Task directions :: Each line that holds the word "JSON" is to be identified and copied.

Records for this exercise ::
_ _ _

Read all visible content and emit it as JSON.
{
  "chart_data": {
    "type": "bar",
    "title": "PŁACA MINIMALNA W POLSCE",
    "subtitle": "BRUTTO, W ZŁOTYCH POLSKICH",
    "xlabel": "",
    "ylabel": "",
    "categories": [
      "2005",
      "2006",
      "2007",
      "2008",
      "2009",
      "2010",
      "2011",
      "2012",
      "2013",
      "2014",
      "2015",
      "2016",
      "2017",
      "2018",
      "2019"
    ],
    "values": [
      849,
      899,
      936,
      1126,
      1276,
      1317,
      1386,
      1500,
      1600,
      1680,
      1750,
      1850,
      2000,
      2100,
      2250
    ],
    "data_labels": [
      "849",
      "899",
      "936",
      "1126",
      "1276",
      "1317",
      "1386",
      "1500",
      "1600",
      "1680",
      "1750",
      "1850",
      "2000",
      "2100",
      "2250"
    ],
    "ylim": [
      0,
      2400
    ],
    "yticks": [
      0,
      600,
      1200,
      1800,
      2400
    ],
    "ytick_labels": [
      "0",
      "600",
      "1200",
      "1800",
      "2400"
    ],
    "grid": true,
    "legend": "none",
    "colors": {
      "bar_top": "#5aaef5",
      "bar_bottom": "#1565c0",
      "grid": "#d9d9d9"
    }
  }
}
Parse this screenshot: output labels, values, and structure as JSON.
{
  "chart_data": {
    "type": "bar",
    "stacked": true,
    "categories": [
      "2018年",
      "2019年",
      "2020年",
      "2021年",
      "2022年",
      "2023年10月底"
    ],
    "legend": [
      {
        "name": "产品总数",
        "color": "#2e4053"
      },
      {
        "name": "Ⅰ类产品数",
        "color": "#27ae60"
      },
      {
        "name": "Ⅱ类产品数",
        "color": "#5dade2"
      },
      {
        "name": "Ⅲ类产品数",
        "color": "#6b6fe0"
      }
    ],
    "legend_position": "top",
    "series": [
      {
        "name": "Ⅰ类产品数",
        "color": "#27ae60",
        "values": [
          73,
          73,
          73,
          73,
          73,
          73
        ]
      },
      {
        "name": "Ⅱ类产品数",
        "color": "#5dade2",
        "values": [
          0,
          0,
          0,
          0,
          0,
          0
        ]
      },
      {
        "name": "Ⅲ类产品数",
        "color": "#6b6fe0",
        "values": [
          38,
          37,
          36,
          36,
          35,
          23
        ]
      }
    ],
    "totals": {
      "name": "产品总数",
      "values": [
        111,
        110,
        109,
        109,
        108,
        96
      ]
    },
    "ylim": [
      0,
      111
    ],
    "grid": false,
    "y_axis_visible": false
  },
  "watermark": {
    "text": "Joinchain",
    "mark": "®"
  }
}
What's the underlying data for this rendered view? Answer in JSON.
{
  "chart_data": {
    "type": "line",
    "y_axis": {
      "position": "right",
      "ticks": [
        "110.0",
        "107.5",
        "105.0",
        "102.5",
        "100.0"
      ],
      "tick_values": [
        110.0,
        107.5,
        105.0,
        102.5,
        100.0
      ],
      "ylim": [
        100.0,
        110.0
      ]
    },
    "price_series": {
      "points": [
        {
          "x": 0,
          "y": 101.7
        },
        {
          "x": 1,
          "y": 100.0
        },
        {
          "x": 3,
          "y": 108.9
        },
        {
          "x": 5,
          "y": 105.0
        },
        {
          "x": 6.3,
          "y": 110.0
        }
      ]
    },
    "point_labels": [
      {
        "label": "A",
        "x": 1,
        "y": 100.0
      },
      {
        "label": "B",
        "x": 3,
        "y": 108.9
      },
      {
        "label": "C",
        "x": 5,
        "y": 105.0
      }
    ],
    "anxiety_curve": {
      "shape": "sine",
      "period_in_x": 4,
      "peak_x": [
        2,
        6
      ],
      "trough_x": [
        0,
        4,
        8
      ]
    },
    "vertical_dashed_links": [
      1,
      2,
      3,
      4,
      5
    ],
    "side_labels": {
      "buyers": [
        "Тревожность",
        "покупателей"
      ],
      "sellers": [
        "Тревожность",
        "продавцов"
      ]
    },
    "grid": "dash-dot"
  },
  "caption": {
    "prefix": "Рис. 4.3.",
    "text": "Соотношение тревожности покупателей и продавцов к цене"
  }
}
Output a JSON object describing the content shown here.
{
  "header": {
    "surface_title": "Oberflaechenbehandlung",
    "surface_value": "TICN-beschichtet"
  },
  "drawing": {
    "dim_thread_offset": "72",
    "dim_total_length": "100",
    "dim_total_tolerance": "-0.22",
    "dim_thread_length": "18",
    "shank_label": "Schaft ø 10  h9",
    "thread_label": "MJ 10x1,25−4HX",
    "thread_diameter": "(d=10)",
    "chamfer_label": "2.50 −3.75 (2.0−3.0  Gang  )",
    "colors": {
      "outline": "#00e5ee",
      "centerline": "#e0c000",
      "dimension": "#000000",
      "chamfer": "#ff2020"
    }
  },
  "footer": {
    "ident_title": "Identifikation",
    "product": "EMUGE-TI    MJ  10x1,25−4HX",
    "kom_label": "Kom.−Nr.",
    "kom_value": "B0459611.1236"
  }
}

_ _ _

Task output ::
Read all visible content and emit it as JSON.
Parse this screenshot: output labels, values, and structure as JSON.
What's the underlying data for this rendered view? Answer in JSON.
Output a JSON object describing the content shown here.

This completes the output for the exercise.